VivaTech, devenu en trois éditions un rendez-vous incontournable de la tech mondiale.

Une coïncidence me frappe : la concomitance de VivaTech avec le Festival de Cannes. Le plus grand festival de cinéma au monde montre que la France n’est pas un pays comme les autres, un pays qui donne un véritable statut aux créateurs. De la même manière que Cannes est la vitrine du cinéma mondial, la France entend, avec VivaTech, devenir la vitrine des start-up mondiales. Notre pays convoite la deuxième place des nations de la tech, après les États-Unis et avant Israël et la Chine… Avec près de 9000 investisseurs, 2000 journalistes accrédités, 125 pays concernés, la présence des plus grands (Ericsson, Google, Huawei…) ainsi que celle de personnalités comme la commissaire européenne à la Concurrence Margrethe Vestager, la manifestation n’est pas de mince importance !



Facebook qui ouvre une war room pour lutter contre les fake news à l’occasion des élections européennes.



Facebook  essaie désespérément de se racheter une vertu. La war room a été inaugurée en septembre 2018, au siège du groupe à Menlo Park, avant les élections de mi-mandat, alors que Facebook était attaqué à l’époque de Cambridge Analytica et accusé d’être le faire-valoir de Trump. Il est compréhensible qu’une troisième war room voie le jour à la veille des élections du 26 mai prochain… Je pense néanmoins que l’importance de Facebook a été surestimée dans l’élection de Trump, tout comme on avait surestimé l’importance de la télévision dans l’élection de Kennedy en 1960… Je reste par ailleurs sceptique vis-à-vis des instances d’auto-régulation. La loi et les tribunaux sont là pour sanctionner les dérives et fixer les limites. La force doit rester à la loi, plutôt qu’à l’autorégulation, à mes yeux, suspecte, tout comme les organismes de déontologie. Ce sont de mauvaises bonnes idées, ou de mauvaises réponses à de bonnes questions.

 

Uber qui entre en Bourse avec une valorisation estimée à plus de 80 milliards de dollars.

Uber se veut, depuis sa création en 2009, l’Amazon du transport. Mais Amazon a affiché des profits de 3 milliards de dollars pour la première fois en 2018… Quant à Uber, il a perdu 4 milliards de dollars en 2017, 1,8 milliard de dollars en 2018… et sa valorisation à 80 milliards de dollars est loin des 120 milliards de dollars estimés et attendus. Uber reste criblé d’incertitudes : accusé de corruption de policiers en Asie, visé par des plaintes pour harcèlement, avec des chauffeurs qui demandent à être salariés, des législateurs vigilants – qui l’ont fait interdire à Barcelone… Tout en pensant avoir trouvé une nouvelle poule aux œufs d’or avec Uber Eat, et entend se développer grâce aux voitures autonomes qui ne sont pas encore arrivées sur le marché… 



Monsanto et son fichage des journalistes.

Quelle guerre médiatique ! Cette affaire met en lumière deux aspects ignorés du grand public. Toutes les agences de communication ont dans leurs tiroirs les noms de personnes à appeler, qu’elles soient alliées ou adversaire de leur client… Par ailleurs, le cas du glyphosate illustre la difficulté par les médias d’information à restituer les débats savants…



Les grands enseignements de la 18e édition de Médias et Sociétés ?

MATÉRIEL FOURNI >>
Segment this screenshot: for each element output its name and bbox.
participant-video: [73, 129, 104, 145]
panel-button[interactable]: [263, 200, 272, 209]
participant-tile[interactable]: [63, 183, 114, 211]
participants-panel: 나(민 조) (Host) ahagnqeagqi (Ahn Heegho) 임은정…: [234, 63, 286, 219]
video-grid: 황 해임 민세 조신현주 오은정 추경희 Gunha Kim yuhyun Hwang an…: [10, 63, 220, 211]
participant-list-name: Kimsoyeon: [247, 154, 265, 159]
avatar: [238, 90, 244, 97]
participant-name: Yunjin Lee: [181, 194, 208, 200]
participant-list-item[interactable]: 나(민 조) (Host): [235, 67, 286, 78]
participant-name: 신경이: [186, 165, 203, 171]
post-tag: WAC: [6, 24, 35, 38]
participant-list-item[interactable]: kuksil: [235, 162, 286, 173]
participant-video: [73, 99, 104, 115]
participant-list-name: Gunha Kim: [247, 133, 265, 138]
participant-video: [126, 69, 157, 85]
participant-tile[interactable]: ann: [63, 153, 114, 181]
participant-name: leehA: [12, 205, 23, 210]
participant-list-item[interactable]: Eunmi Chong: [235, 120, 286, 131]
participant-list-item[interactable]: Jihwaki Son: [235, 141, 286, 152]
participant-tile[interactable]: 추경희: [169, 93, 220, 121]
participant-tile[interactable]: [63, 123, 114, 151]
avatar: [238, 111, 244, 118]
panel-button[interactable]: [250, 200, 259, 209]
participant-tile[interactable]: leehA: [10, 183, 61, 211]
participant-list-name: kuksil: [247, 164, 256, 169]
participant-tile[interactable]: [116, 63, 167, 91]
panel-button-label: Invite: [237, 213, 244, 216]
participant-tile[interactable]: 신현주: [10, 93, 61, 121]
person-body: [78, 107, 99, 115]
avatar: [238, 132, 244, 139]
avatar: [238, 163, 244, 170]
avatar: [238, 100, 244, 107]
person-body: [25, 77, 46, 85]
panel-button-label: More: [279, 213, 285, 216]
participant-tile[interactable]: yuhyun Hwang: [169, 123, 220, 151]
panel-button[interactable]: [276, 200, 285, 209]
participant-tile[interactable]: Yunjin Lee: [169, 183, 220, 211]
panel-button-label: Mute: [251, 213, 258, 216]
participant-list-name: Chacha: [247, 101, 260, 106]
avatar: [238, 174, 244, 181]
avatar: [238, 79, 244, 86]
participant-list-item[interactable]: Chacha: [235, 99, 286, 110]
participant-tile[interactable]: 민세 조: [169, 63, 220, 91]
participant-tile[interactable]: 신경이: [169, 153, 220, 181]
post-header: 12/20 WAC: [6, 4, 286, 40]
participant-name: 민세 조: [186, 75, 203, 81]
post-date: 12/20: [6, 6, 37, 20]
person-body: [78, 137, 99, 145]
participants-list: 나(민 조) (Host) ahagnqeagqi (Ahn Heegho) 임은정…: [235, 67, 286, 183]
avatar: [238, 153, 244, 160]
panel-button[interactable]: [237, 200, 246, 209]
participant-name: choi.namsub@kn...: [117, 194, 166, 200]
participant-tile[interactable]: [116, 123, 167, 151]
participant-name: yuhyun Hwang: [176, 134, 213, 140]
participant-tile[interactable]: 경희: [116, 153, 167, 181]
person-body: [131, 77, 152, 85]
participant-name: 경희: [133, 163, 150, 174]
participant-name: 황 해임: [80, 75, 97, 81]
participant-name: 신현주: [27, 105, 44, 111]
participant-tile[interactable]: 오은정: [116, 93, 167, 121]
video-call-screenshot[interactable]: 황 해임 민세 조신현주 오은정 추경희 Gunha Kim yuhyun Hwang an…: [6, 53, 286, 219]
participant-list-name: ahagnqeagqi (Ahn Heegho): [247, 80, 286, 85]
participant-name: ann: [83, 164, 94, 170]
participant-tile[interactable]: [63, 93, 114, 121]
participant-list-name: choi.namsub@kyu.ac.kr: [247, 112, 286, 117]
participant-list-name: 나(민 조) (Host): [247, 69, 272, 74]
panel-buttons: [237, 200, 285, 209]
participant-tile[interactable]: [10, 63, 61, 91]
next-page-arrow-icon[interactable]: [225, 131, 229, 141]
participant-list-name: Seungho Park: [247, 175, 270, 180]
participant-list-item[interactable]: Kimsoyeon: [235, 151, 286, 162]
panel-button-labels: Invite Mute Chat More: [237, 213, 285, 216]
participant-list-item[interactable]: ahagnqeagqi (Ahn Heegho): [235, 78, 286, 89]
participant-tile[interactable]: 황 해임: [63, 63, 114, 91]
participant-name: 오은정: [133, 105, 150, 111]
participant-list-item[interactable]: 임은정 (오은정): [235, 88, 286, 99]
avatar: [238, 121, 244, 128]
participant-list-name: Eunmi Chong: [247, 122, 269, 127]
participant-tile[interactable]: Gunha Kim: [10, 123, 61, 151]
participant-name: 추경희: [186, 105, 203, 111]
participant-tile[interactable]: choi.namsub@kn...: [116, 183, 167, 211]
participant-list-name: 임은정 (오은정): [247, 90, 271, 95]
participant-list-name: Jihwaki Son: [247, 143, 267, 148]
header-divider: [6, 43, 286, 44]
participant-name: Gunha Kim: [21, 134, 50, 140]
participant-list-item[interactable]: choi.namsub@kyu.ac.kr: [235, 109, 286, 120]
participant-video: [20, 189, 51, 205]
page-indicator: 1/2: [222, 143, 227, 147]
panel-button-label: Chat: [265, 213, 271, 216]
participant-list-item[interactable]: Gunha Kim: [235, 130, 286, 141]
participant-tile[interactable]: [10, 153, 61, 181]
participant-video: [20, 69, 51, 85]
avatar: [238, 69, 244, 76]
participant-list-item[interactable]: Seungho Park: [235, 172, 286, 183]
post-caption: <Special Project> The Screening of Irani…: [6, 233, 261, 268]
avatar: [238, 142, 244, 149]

CONSIGNE 1 >>
Résumez le texte extrait en trois phrases.
CONSIGNE 2 >>
Citez le texte extrait entre « Une coïncidence me » et « de mince importance ! », ces deux passages inclus.

RÉPONSE 1 >>
Le texte extrait présente VivaTech comme le moyen pour la France de devenir la vitrine des start-up mondiales, à la manière de Cannes pour le cinéma. Il juge compréhensible la nouvelle war room de Facebook contre les fake news, mais reste sceptique envers l'autorégulation et préfère confier les sanctions à la loi et aux tribunaux. Il relève enfin les pertes et les incertitudes d'Uber au moment de son entrée en Bourse, puis voit dans le fichage des journalistes par Monsanto une affaire qui révèle les pratiques des agences de communication et la difficulté des médias à restituer les débats savants.

RÉPONSE 2 >>
Une coïncidence me frappe : la concomitance de VivaTech avec le Festival de Cannes. Le plus grand festival de cinéma au monde montre que la France n’est pas un pays comme les autres, un pays qui donne un véritable statut aux créateurs. De la même manière que Cannes est la vitrine du cinéma mondial, la France entend, avec VivaTech, devenir la vitrine des start-up mondiales. Notre pays convoite la deuxième place des nations de la tech, après les États-Unis et avant Israël et la Chine… Avec près de 9000 investisseurs, 2000 journalistes accrédités, 125 pays concernés, la présence des plus grands (Ericsson, Google, Huawei…) ainsi que celle de personnalités comme la commissaire européenne à la Concurrence Margrethe Vestager, la manifestation n’est pas de mince importance !